> _Work instructions_:
What follows are records. Restate all of them word for word.

> _Listed entries_:
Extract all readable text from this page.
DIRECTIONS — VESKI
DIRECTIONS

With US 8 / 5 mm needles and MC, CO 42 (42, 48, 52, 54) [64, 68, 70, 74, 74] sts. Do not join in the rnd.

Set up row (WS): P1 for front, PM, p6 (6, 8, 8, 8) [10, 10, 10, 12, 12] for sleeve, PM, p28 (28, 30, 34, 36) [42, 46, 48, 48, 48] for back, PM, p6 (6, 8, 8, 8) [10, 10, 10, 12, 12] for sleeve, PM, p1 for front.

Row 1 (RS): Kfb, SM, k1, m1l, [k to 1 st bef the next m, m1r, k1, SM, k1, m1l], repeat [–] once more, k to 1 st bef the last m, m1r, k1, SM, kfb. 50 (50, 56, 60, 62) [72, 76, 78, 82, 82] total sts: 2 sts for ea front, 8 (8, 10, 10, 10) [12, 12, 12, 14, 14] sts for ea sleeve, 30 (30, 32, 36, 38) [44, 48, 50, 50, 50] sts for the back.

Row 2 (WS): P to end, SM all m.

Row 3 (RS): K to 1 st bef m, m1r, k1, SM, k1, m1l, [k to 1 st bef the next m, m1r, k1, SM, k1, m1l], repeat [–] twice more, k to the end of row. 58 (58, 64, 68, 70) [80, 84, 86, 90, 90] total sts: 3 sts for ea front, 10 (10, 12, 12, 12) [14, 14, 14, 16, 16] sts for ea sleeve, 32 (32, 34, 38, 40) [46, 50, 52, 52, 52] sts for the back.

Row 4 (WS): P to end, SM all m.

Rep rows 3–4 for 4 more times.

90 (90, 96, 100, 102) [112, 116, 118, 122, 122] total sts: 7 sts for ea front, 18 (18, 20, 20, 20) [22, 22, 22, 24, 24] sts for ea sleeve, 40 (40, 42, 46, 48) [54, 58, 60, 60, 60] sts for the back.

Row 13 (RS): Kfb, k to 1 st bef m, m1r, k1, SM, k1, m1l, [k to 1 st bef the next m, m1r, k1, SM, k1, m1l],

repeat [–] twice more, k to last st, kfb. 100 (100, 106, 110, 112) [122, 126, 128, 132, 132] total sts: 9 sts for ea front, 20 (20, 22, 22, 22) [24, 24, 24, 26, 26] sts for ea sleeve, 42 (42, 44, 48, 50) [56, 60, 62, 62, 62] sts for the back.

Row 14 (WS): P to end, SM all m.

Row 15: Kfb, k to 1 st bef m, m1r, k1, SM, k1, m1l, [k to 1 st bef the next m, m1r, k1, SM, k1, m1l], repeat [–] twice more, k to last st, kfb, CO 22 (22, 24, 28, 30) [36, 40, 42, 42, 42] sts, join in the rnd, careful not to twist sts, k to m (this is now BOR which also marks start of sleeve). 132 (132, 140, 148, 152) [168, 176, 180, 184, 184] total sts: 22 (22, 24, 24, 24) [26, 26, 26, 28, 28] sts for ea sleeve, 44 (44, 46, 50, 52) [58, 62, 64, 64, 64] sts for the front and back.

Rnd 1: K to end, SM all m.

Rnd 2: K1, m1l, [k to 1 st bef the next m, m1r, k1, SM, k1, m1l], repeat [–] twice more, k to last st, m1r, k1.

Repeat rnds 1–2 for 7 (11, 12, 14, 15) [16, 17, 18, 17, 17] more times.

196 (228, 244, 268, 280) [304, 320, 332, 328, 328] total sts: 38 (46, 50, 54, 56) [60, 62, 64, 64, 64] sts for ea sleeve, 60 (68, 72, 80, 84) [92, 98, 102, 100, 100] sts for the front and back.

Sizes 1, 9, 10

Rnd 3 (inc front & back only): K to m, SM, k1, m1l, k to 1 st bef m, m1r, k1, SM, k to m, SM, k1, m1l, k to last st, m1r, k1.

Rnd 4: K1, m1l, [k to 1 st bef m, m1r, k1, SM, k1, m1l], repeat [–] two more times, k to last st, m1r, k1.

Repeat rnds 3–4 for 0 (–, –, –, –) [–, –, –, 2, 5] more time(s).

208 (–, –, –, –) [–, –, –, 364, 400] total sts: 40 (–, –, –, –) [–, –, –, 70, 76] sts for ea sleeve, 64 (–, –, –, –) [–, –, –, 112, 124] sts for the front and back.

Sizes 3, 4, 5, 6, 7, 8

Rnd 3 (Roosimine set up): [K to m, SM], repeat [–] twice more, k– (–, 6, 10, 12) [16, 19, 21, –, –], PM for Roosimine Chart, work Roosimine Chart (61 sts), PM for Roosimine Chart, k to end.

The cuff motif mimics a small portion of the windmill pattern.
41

> _Response_:
Extract all readable text from this page.
DIRECTIONS — VESKI
DIRECTIONS

With US 8 / 5 mm needles and MC, CO 42 (42, 48, 52, 54) [64, 68, 70, 74, 74] sts. Do not join in the rnd.

Set up row (WS): P1 for front, PM, p6 (6, 8, 8, 8) [10, 10, 10, 12, 12] for sleeve, PM, p28 (28, 30, 34, 36) [42, 46, 48, 48, 48] for back, PM, p6 (6, 8, 8, 8) [10, 10, 10, 12, 12] for sleeve, PM, p1 for front.

Row 1 (RS): Kfb, SM, k1, m1l, [k to 1 st bef the next m, m1r, k1, SM, k1, m1l], repeat [–] once more, k to 1 st bef the last m, m1r, k1, SM, kfb. 50 (50, 56, 60, 62) [72, 76, 78, 82, 82] total sts: 2 sts for ea front, 8 (8, 10, 10, 10) [12, 12, 12, 14, 14] sts for ea sleeve, 30 (30, 32, 36, 38) [44, 48, 50, 50, 50] sts for the back.

Row 2 (WS): P to end, SM all m.

Row 3 (RS): K to 1 st bef m, m1r, k1, SM, k1, m1l, [k to 1 st bef the next m, m1r, k1, SM, k1, m1l], repeat [–] twice more, k to the end of row. 58 (58, 64, 68, 70) [80, 84, 86, 90, 90] total sts: 3 sts for ea front, 10 (10, 12, 12, 12) [14, 14, 14, 16, 16] sts for ea sleeve, 32 (32, 34, 38, 40) [46, 50, 52, 52, 52] sts for the back.

Row 4 (WS): P to end, SM all m.

Rep rows 3–4 for 4 more times.

90 (90, 96, 100, 102) [112, 116, 118, 122, 122] total sts: 7 sts for ea front, 18 (18, 20, 20, 20) [22, 22, 22, 24, 24] sts for ea sleeve, 40 (40, 42, 46, 48) [54, 58, 60, 60, 60] sts for the back.

Row 13 (RS): Kfb, k to 1 st bef m, m1r, k1, SM, k1, m1l, [k to 1 st bef the next m, m1r, k1, SM, k1, m1l],

repeat [–] twice more, k to last st, kfb. 100 (100, 106, 110, 112) [122, 126, 128, 132, 132] total sts: 9 sts for ea front, 20 (20, 22, 22, 22) [24, 24, 24, 26, 26] sts for ea sleeve, 42 (42, 44, 48, 50) [56, 60, 62, 62, 62] sts for the back.

Row 14 (WS): P to end, SM all m.

Row 15: Kfb, k to 1 st bef m, m1r, k1, SM, k1, m1l, [k to 1 st bef the next m, m1r, k1, SM, k1, m1l], repeat [–] twice more, k to last st, kfb, CO 22 (22, 24, 28, 30) [36, 40, 42, 42, 42] sts, join in the rnd, careful not to twist sts, k to m (this is now BOR which also marks start of sleeve). 132 (132, 140, 148, 152) [168, 176, 180, 184, 184] total sts: 22 (22, 24, 24, 24) [26, 26, 26, 28, 28] sts for ea sleeve, 44 (44, 46, 50, 52) [58, 62, 64, 64, 64] sts for the front and back.

Rnd 1: K to end, SM all m.

Rnd 2: K1, m1l, [k to 1 st bef the next m, m1r, k1, SM, k1, m1l], repeat [–] twice more, k to last st, m1r, k1.

Repeat rnds 1–2 for 7 (11, 12, 14, 15) [16, 17, 18, 17, 17] more times.

196 (228, 244, 268, 280) [304, 320, 332, 328, 328] total sts: 38 (46, 50, 54, 56) [60, 62, 64, 64, 64] sts for ea sleeve, 60 (68, 72, 80, 84) [92, 98, 102, 100, 100] sts for the front and back.

Sizes 1, 9, 10

Rnd 3 (inc front & back only): K to m, SM, k1, m1l, k to 1 st bef m, m1r, k1, SM, k to m, SM, k1, m1l, k to last st, m1r, k1.

Rnd 4: K1, m1l, [k to 1 st bef m, m1r, k1, SM, k1, m1l], repeat [–] two more times, k to last st, m1r, k1.

Repeat rnds 3–4 for 0 (–, –, –, –) [–, –, –, 2, 5] more time(s).

208 (–, –, –, –) [–, –, –, 364, 400] total sts: 40 (–, –, –, –) [–, –, –, 70, 76] sts for ea sleeve, 64 (–, –, –, –) [–, –, –, 112, 124] sts for the front and back.

Sizes 3, 4, 5, 6, 7, 8

Rnd 3 (Roosimine set up): [K to m, SM], repeat [–] twice more, k– (–, 6, 10, 12) [16, 19, 21, –, –], PM for Roosimine Chart, work Roosimine Chart (61 sts), PM for Roosimine Chart, k to end.

The cuff motif mimics a small portion of the windmill pattern.
41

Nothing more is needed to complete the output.